<<<<

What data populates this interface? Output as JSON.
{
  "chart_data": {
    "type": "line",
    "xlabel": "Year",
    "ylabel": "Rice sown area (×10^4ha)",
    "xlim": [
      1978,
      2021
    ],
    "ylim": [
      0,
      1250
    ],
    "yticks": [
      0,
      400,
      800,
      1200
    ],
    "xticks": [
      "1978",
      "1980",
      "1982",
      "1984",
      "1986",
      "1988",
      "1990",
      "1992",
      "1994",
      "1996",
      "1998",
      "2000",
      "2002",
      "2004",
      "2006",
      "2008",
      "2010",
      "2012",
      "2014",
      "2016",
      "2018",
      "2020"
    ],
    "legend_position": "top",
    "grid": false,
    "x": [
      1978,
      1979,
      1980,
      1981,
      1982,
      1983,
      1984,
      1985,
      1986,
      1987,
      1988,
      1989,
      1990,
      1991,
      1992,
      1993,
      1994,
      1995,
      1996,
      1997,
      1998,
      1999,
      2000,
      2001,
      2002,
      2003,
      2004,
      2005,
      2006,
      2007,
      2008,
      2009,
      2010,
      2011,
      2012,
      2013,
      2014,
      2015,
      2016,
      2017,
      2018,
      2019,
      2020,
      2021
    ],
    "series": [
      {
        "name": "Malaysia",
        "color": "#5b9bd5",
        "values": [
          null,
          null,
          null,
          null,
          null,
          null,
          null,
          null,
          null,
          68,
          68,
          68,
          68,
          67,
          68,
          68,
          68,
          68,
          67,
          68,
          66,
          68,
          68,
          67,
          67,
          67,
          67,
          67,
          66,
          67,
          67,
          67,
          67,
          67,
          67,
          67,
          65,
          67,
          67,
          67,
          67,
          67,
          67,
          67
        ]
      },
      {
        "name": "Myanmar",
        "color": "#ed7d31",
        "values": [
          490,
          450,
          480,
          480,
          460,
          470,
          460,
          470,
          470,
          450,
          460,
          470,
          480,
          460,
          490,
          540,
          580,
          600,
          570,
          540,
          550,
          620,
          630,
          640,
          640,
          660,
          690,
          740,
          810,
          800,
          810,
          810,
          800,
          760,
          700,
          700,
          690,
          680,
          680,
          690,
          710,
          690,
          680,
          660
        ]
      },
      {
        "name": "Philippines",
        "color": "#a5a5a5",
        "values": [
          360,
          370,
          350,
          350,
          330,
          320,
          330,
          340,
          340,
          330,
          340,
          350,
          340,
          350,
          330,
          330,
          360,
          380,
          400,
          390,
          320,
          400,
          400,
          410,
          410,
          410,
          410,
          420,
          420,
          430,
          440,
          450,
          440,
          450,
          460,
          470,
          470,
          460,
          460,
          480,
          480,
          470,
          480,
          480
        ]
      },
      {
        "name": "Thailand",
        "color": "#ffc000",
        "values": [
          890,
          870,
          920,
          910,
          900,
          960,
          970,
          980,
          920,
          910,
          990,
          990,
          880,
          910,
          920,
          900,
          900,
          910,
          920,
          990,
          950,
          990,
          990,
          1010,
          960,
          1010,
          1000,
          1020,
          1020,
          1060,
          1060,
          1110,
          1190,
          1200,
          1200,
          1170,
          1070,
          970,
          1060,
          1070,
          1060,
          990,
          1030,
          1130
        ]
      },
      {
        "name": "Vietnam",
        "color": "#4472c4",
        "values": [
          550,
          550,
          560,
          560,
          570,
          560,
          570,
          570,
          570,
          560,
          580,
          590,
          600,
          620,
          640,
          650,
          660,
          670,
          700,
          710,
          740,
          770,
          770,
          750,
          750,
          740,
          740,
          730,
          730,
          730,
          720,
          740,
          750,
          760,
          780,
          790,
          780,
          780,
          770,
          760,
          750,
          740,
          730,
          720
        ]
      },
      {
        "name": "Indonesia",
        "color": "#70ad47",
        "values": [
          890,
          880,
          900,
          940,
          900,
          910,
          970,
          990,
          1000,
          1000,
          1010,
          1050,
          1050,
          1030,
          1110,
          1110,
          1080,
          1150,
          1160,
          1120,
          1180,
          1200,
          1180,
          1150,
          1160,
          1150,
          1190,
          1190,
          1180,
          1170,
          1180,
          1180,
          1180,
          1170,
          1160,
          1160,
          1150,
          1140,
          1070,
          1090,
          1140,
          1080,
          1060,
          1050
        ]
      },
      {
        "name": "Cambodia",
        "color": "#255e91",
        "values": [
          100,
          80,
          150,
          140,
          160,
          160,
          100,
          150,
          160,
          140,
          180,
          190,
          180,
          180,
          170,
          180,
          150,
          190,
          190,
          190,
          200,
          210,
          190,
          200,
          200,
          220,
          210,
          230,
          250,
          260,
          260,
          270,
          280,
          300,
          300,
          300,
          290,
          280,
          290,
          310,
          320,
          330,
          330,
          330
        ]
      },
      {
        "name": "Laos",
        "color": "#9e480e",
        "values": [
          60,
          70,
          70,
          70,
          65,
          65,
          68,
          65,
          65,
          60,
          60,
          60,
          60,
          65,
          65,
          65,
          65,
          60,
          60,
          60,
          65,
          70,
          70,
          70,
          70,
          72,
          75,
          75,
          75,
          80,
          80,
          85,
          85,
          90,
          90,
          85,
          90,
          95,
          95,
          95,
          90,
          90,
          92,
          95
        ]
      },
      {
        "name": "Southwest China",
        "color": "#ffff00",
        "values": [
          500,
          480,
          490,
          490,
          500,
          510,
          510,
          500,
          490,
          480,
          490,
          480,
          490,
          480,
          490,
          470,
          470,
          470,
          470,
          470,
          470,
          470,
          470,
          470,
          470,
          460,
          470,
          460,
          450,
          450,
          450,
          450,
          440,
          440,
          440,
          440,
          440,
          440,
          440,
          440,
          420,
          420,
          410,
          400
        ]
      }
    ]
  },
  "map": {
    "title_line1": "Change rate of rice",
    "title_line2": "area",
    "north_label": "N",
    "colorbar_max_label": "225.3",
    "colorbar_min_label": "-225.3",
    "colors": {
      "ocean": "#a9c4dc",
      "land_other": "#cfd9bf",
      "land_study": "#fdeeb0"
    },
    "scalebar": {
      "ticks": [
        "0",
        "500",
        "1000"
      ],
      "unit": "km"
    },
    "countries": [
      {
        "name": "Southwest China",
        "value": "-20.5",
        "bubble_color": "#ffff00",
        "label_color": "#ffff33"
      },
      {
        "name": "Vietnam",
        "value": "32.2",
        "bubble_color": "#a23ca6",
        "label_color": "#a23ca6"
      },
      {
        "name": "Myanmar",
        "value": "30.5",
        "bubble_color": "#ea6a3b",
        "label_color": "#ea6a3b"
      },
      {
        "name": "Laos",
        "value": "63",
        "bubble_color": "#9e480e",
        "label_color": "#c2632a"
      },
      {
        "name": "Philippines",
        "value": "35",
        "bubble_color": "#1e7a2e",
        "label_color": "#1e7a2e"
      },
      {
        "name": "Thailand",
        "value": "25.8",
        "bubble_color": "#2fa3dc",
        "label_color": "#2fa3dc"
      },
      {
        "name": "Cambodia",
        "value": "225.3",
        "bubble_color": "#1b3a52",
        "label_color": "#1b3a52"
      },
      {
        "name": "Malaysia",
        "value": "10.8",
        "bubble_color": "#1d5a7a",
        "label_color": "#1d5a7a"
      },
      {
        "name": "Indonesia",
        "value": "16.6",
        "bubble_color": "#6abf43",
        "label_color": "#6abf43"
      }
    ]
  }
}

>>>>

=== What is being asked ===
Every entry must be quoted exactly as it appears above.

=== Answer to the exercise ===
What data populates this interface? Output as JSON.
{
  "chart_data": {
    "type": "line",
    "xlabel": "Year",
    "ylabel": "Rice sown area (×10^4ha)",
    "xlim": [
      1978,
      2021
    ],
    "ylim": [
      0,
      1250
    ],
    "yticks": [
      0,
      400,
      800,
      1200
    ],
    "xticks": [
      "1978",
      "1980",
      "1982",
      "1984",
      "1986",
      "1988",
      "1990",
      "1992",
      "1994",
      "1996",
      "1998",
      "2000",
      "2002",
      "2004",
      "2006",
      "2008",
      "2010",
      "2012",
      "2014",
      "2016",
      "2018",
      "2020"
    ],
    "legend_position": "top",
    "grid": false,
    "x": [
      1978,
      1979,
      1980,
      1981,
      1982,
      1983,
      1984,
      1985,
      1986,
      1987,
      1988,
      1989,
      1990,
      1991,
      1992,
      1993,
      1994,
      1995,
      1996,
      1997,
      1998,
      1999,
      2000,
      2001,
      2002,
      2003,
      2004,
      2005,
      2006,
      2007,
      2008,
      2009,
      2010,
      2011,
      2012,
      2013,
      2014,
      2015,
      2016,
      2017,
      2018,
      2019,
      2020,
      2021
    ],
    "series": [
      {
        "name": "Malaysia",
        "color": "#5b9bd5",
        "values": [
          null,
          null,
          null,
          null,
          null,
          null,
          null,
          null,
          null,
          68,
          68,
          68,
          68,
          67,
          68,
          68,
          68,
          68,
          67,
          68,
          66,
          68,
          68,
          67,
          67,
          67,
          67,
          67,
          66,
          67,
          67,
          67,
          67,
          67,
          67,
          67,
          65,
          67,
          67,
          67,
          67,
          67,
          67,
          67
        ]
      },
      {
        "name": "Myanmar",
        "color": "#ed7d31",
        "values": [
          490,
          450,
          480,
          480,
          460,
          470,
          460,
          470,
          470,
          450,
          460,
          470,
          480,
          460,
          490,
          540,
          580,
          600,
          570,
          540,
          550,
          620,
          630,
          640,
          640,
          660,
          690,
          740,
          810,
          800,
          810,
          810,
          800,
          760,
          700,
          700,
          690,
          680,
          680,
          690,
          710,
          690,
          680,
          660
        ]
      },
      {
        "name": "Philippines",
        "color": "#a5a5a5",
        "values": [
          360,
          370,
          350,
          350,
          330,
          320,
          330,
          340,
          340,
          330,
          340,
          350,
          340,
          350,
          330,
          330,
          360,
          380,
          400,
          390,
          320,
          400,
          400,
          410,
          410,
          410,
          410,
          420,
          420,
          430,
          440,
          450,
          440,
          450,
          460,
          470,
          470,
          460,
          460,
          480,
          480,
          470,
          480,
          480
        ]
      },
      {
        "name": "Thailand",
        "color": "#ffc000",
        "values": [
          890,
          870,
          920,
          910,
          900,
          960,
          970,
          980,
          920,
          910,
          990,
          990,
          880,
          910,
          920,
          900,
          900,
          910,
          920,
          990,
          950,
          990,
          990,
          1010,
          960,
          1010,
          1000,
          1020,
          1020,
          1060,
          1060,
          1110,
          1190,
          1200,
          1200,
          1170,
          1070,
          970,
          1060,
          1070,
          1060,
          990,
          1030,
          1130
        ]
      },
      {
        "name": "Vietnam",
        "color": "#4472c4",
        "values": [
          550,
          550,
          560,
          560,
          570,
          560,
          570,
          570,
          570,
          560,
          580,
          590,
          600,
          620,
          640,
          650,
          660,
          670,
          700,
          710,
          740,
          770,
          770,
          750,
          750,
          740,
          740,
          730,
          730,
          730,
          720,
          740,
          750,
          760,
          780,
          790,
          780,
          780,
          770,
          760,
          750,
          740,
          730,
          720
        ]
      },
      {
        "name": "Indonesia",
        "color": "#70ad47",
        "values": [
          890,
          880,
          900,
          940,
          900,
          910,
          970,
          990,
          1000,
          1000,
          1010,
          1050,
          1050,
          1030,
          1110,
          1110,
          1080,
          1150,
          1160,
          1120,
          1180,
          1200,
          1180,
          1150,
          1160,
          1150,
          1190,
          1190,
          1180,
          1170,
          1180,
          1180,
          1180,
          1170,
          1160,
          1160,
          1150,
          1140,
          1070,
          1090,
          1140,
          1080,
          1060,
          1050
        ]
      },
      {
        "name": "Cambodia",
        "color": "#255e91",
        "values": [
          100,
          80,
          150,
          140,
          160,
          160,
          100,
          150,
          160,
          140,
          180,
          190,
          180,
          180,
          170,
          180,
          150,
          190,
          190,
          190,
          200,
          210,
          190,
          200,
          200,
          220,
          210,
          230,
          250,
          260,
          260,
          270,
          280,
          300,
          300,
          300,
          290,
          280,
          290,
          310,
          320,
          330,
          330,
          330
        ]
      },
      {
        "name": "Laos",
        "color": "#9e480e",
        "values": [
          60,
          70,
          70,
          70,
          65,
          65,
          68,
          65,
          65,
          60,
          60,
          60,
          60,
          65,
          65,
          65,
          65,
          60,
          60,
          60,
          65,
          70,
          70,
          70,
          70,
          72,
          75,
          75,
          75,
          80,
          80,
          85,
          85,
          90,
          90,
          85,
          90,
          95,
          95,
          95,
          90,
          90,
          92,
          95
        ]
      },
      {
        "name": "Southwest China",
        "color": "#ffff00",
        "values": [
          500,
          480,
          490,
          490,
          500,
          510,
          510,
          500,
          490,
          480,
          490,
          480,
          490,
          480,
          490,
          470,
          470,
          470,
          470,
          470,
          470,
          470,
          470,
          470,
          470,
          460,
          470,
          460,
          450,
          450,
          450,
          450,
          440,
          440,
          440,
          440,
          440,
          440,
          440,
          440,
          420,
          420,
          410,
          400
        ]
      }
    ]
  },
  "map": {
    "title_line1": "Change rate of rice",
    "title_line2": "area",
    "north_label": "N",
    "colorbar_max_label": "225.3",
    "colorbar_min_label": "-225.3",
    "colors": {
      "ocean": "#a9c4dc",
      "land_other": "#cfd9bf",
      "land_study": "#fdeeb0"
    },
    "scalebar": {
      "ticks": [
        "0",
        "500",
        "1000"
      ],
      "unit": "km"
    },
    "countries": [
      {
        "name": "Southwest China",
        "value": "-20.5",
        "bubble_color": "#ffff00",
        "label_color": "#ffff33"
      },
      {
        "name": "Vietnam",
        "value": "32.2",
        "bubble_color": "#a23ca6",
        "label_color": "#a23ca6"
      },
      {
        "name": "Myanmar",
        "value": "30.5",
        "bubble_color": "#ea6a3b",
        "label_color": "#ea6a3b"
      },
      {
        "name": "Laos",
        "value": "63",
        "bubble_color": "#9e480e",
        "label_color": "#c2632a"
      },
      {
        "name": "Philippines",
        "value": "35",
        "bubble_color": "#1e7a2e",
        "label_color": "#1e7a2e"
      },
      {
        "name": "Thailand",
        "value": "25.8",
        "bubble_color": "#2fa3dc",
        "label_color": "#2fa3dc"
      },
      {
        "name": "Cambodia",
        "value": "225.3",
        "bubble_color": "#1b3a52",
        "label_color": "#1b3a52"
      },
      {
        "name": "Malaysia",
        "value": "10.8",
        "bubble_color": "#1d5a7a",
        "label_color": "#1d5a7a"
      },
      {
        "name": "Indonesia",
        "value": "16.6",
        "bubble_color": "#6abf43",
        "label_color": "#6abf43"
      }
    ]
  }
}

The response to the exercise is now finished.